• _Exercise instructions_
An exact reprint of the listing is required, with no pictures included.

• _The records_
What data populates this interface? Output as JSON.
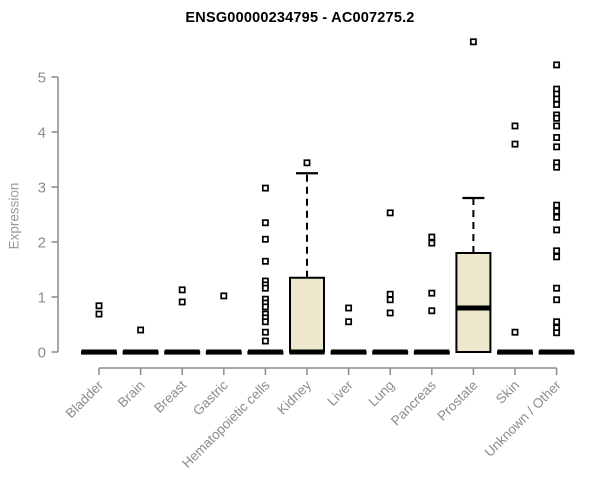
{
  "chart_data": {
    "type": "boxplot",
    "title": "ENSG00000234795 - AC007275.2",
    "ylabel": "Expression",
    "xlabel": "",
    "ylim": [
      0,
      5
    ],
    "yticks": [
      0,
      1,
      2,
      3,
      4,
      5
    ],
    "grid": false,
    "legend": null,
    "categories": [
      "Bladder",
      "Brain",
      "Breast",
      "Gastric",
      "Hematopoietic cells",
      "Kidney",
      "Liver",
      "Lung",
      "Pancreas",
      "Prostate",
      "Skin",
      "Unknown / Other"
    ],
    "boxes": [
      {
        "category": "Bladder",
        "q1": 0,
        "median": 0,
        "q3": 0,
        "whisker_low": 0,
        "whisker_high": 0,
        "outliers": [
          0.84,
          0.69
        ]
      },
      {
        "category": "Brain",
        "q1": 0,
        "median": 0,
        "q3": 0,
        "whisker_low": 0,
        "whisker_high": 0,
        "outliers": [
          0.4
        ]
      },
      {
        "category": "Breast",
        "q1": 0,
        "median": 0,
        "q3": 0,
        "whisker_low": 0,
        "whisker_high": 0,
        "outliers": [
          1.13,
          0.91
        ]
      },
      {
        "category": "Gastric",
        "q1": 0,
        "median": 0,
        "q3": 0,
        "whisker_low": 0,
        "whisker_high": 0,
        "outliers": [
          1.02
        ]
      },
      {
        "category": "Hematopoietic cells",
        "q1": 0,
        "median": 0,
        "q3": 0,
        "whisker_low": 0,
        "whisker_high": 0,
        "outliers": [
          2.98,
          2.35,
          2.05,
          1.65,
          1.29,
          1.22,
          1.16,
          0.96,
          0.89,
          0.82,
          0.69,
          0.62,
          0.55,
          0.36,
          0.2
        ]
      },
      {
        "category": "Kidney",
        "q1": 0,
        "median": 0,
        "q3": 1.35,
        "whisker_low": 0,
        "whisker_high": 3.25,
        "outliers": [
          3.44
        ]
      },
      {
        "category": "Liver",
        "q1": 0,
        "median": 0,
        "q3": 0,
        "whisker_low": 0,
        "whisker_high": 0,
        "outliers": [
          0.8,
          0.55
        ]
      },
      {
        "category": "Lung",
        "q1": 0,
        "median": 0,
        "q3": 0,
        "whisker_low": 0,
        "whisker_high": 0,
        "outliers": [
          2.53,
          1.05,
          0.95,
          0.71
        ]
      },
      {
        "category": "Pancreas",
        "q1": 0,
        "median": 0,
        "q3": 0,
        "whisker_low": 0,
        "whisker_high": 0,
        "outliers": [
          2.09,
          1.98,
          1.07,
          0.75
        ]
      },
      {
        "category": "Prostate",
        "q1": 0,
        "median": 0.8,
        "q3": 1.8,
        "whisker_low": 0,
        "whisker_high": 2.8,
        "outliers": [
          5.64
        ]
      },
      {
        "category": "Skin",
        "q1": 0,
        "median": 0,
        "q3": 0,
        "whisker_low": 0,
        "whisker_high": 0,
        "outliers": [
          4.11,
          3.78,
          0.36
        ]
      },
      {
        "category": "Unknown / Other",
        "q1": 0,
        "median": 0,
        "q3": 0,
        "whisker_low": 0,
        "whisker_high": 0,
        "outliers": [
          5.22,
          4.78,
          4.69,
          4.6,
          4.5,
          4.31,
          4.25,
          4.11,
          3.9,
          3.73,
          3.44,
          3.36,
          2.67,
          2.56,
          2.45,
          2.22,
          1.84,
          1.73,
          1.16,
          0.95,
          0.55,
          0.44,
          0.35
        ]
      }
    ],
    "colors": {
      "box_fill": "#ede8cd",
      "box_stroke": "#000000",
      "median": "#000000",
      "whisker": "#000000",
      "outlier_stroke": "#000000",
      "outlier_fill": "#ffffff",
      "axis": "#8c8c8c",
      "tick_label": "#8c8c8c",
      "title": "#000000",
      "background": "#ffffff"
    }
  }
}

• _Your solution_
What data populates this interface? Output as JSON.
{
  "chart_data": {
    "type": "boxplot",
    "title": "ENSG00000234795 - AC007275.2",
    "ylabel": "Expression",
    "xlabel": "",
    "ylim": [
      0,
      5
    ],
    "yticks": [
      0,
      1,
      2,
      3,
      4,
      5
    ],
    "grid": false,
    "legend": null,
    "categories": [
      "Bladder",
      "Brain",
      "Breast",
      "Gastric",
      "Hematopoietic cells",
      "Kidney",
      "Liver",
      "Lung",
      "Pancreas",
      "Prostate",
      "Skin",
      "Unknown / Other"
    ],
    "boxes": [
      {
        "category": "Bladder",
        "q1": 0,
        "median": 0,
        "q3": 0,
        "whisker_low": 0,
        "whisker_high": 0,
        "outliers": [
          0.84,
          0.69
        ]
      },
      {
        "category": "Brain",
        "q1": 0,
        "median": 0,
        "q3": 0,
        "whisker_low": 0,
        "whisker_high": 0,
        "outliers": [
          0.4
        ]
      },
      {
        "category": "Breast",
        "q1": 0,
        "median": 0,
        "q3": 0,
        "whisker_low": 0,
        "whisker_high": 0,
        "outliers": [
          1.13,
          0.91
        ]
      },
      {
        "category": "Gastric",
        "q1": 0,
        "median": 0,
        "q3": 0,
        "whisker_low": 0,
        "whisker_high": 0,
        "outliers": [
          1.02
        ]
      },
      {
        "category": "Hematopoietic cells",
        "q1": 0,
        "median": 0,
        "q3": 0,
        "whisker_low": 0,
        "whisker_high": 0,
        "outliers": [
          2.98,
          2.35,
          2.05,
          1.65,
          1.29,
          1.22,
          1.16,
          0.96,
          0.89,
          0.82,
          0.69,
          0.62,
          0.55,
          0.36,
          0.2
        ]
      },
      {
        "category": "Kidney",
        "q1": 0,
        "median": 0,
        "q3": 1.35,
        "whisker_low": 0,
        "whisker_high": 3.25,
        "outliers": [
          3.44
        ]
      },
      {
        "category": "Liver",
        "q1": 0,
        "median": 0,
        "q3": 0,
        "whisker_low": 0,
        "whisker_high": 0,
        "outliers": [
          0.8,
          0.55
        ]
      },
      {
        "category": "Lung",
        "q1": 0,
        "median": 0,
        "q3": 0,
        "whisker_low": 0,
        "whisker_high": 0,
        "outliers": [
          2.53,
          1.05,
          0.95,
          0.71
        ]
      },
      {
        "category": "Pancreas",
        "q1": 0,
        "median": 0,
        "q3": 0,
        "whisker_low": 0,
        "whisker_high": 0,
        "outliers": [
          2.09,
          1.98,
          1.07,
          0.75
        ]
      },
      {
        "category": "Prostate",
        "q1": 0,
        "median": 0.8,
        "q3": 1.8,
        "whisker_low": 0,
        "whisker_high": 2.8,
        "outliers": [
          5.64
        ]
      },
      {
        "category": "Skin",
        "q1": 0,
        "median": 0,
        "q3": 0,
        "whisker_low": 0,
        "whisker_high": 0,
        "outliers": [
          4.11,
          3.78,
          0.36
        ]
      },
      {
        "category": "Unknown / Other",
        "q1": 0,
        "median": 0,
        "q3": 0,
        "whisker_low": 0,
        "whisker_high": 0,
        "outliers": [
          5.22,
          4.78,
          4.69,
          4.6,
          4.5,
          4.31,
          4.25,
          4.11,
          3.9,
          3.73,
          3.44,
          3.36,
          2.67,
          2.56,
          2.45,
          2.22,
          1.84,
          1.73,
          1.16,
          0.95,
          0.55,
          0.44,
          0.35
        ]
      }
    ],
    "colors": {
      "box_fill": "#ede8cd",
      "box_stroke": "#000000",
      "median": "#000000",
      "whisker": "#000000",
      "outlier_stroke": "#000000",
      "outlier_fill": "#ffffff",
      "axis": "#8c8c8c",
      "tick_label": "#8c8c8c",
      "title": "#000000",
      "background": "#ffffff"
    }
  }
}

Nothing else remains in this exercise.